▶ [Aim of the exercise]: Omit every image, and transcribe the remaining entries exactly as given.

-------

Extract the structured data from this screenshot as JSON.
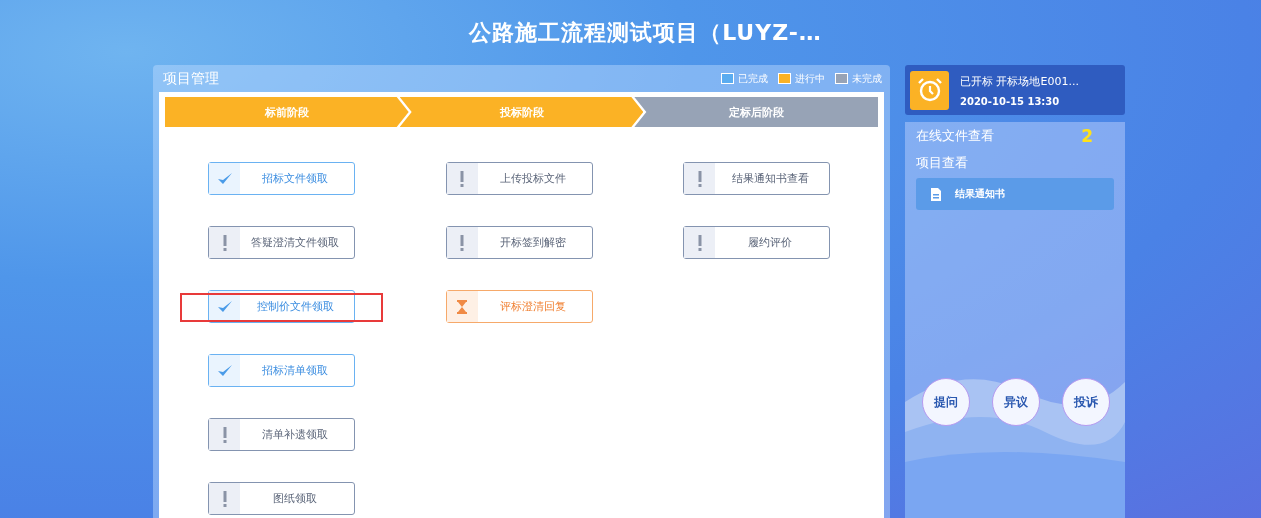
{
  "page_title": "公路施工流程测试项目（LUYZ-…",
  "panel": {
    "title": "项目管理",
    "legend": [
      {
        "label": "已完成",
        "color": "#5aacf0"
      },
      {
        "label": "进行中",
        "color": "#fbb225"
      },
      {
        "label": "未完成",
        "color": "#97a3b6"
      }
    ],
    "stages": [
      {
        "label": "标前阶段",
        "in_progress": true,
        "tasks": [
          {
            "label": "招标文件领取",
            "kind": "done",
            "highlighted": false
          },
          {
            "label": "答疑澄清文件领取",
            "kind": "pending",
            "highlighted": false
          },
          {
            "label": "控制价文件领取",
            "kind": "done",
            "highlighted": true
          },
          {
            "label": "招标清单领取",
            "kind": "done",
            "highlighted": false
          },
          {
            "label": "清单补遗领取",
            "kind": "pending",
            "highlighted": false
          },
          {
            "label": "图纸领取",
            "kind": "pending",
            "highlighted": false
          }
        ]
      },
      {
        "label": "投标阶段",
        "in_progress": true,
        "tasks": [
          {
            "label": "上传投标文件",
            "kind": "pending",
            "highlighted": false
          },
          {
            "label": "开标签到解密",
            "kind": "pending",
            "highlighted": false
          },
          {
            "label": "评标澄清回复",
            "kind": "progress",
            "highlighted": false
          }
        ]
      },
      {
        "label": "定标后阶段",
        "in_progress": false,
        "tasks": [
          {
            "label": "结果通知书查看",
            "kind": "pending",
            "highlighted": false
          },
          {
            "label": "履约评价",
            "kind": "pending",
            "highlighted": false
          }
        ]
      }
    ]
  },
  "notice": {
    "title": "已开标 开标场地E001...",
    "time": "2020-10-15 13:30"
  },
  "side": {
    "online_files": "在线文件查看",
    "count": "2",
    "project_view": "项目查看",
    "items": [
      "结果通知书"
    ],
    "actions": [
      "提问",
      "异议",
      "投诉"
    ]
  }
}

-------

▶ [Written response]:
Extract the structured data from this screenshot as JSON.
{
  "page_title": "公路施工流程测试项目（LUYZ-…",
  "panel": {
    "title": "项目管理",
    "legend": [
      {
        "label": "已完成",
        "color": "#5aacf0"
      },
      {
        "label": "进行中",
        "color": "#fbb225"
      },
      {
        "label": "未完成",
        "color": "#97a3b6"
      }
    ],
    "stages": [
      {
        "label": "标前阶段",
        "in_progress": true,
        "tasks": [
          {
            "label": "招标文件领取",
            "kind": "done",
            "highlighted": false
          },
          {
            "label": "答疑澄清文件领取",
            "kind": "pending",
            "highlighted": false
          },
          {
            "label": "控制价文件领取",
            "kind": "done",
            "highlighted": true
          },
          {
            "label": "招标清单领取",
            "kind": "done",
            "highlighted": false
          },
          {
            "label": "清单补遗领取",
            "kind": "pending",
            "highlighted": false
          },
          {
            "label": "图纸领取",
            "kind": "pending",
            "highlighted": false
          }
        ]
      },
      {
        "label": "投标阶段",
        "in_progress": true,
        "tasks": [
          {
            "label": "上传投标文件",
            "kind": "pending",
            "highlighted": false
          },
          {
            "label": "开标签到解密",
            "kind": "pending",
            "highlighted": false
          },
          {
            "label": "评标澄清回复",
            "kind": "progress",
            "highlighted": false
          }
        ]
      },
      {
        "label": "定标后阶段",
        "in_progress": false,
        "tasks": [
          {
            "label": "结果通知书查看",
            "kind": "pending",
            "highlighted": false
          },
          {
            "label": "履约评价",
            "kind": "pending",
            "highlighted": false
          }
        ]
      }
    ]
  },
  "notice": {
    "title": "已开标 开标场地E001...",
    "time": "2020-10-15 13:30"
  },
  "side": {
    "online_files": "在线文件查看",
    "count": "2",
    "project_view": "项目查看",
    "items": [
      "结果通知书"
    ],
    "actions": [
      "提问",
      "异议",
      "投诉"
    ]
  }
}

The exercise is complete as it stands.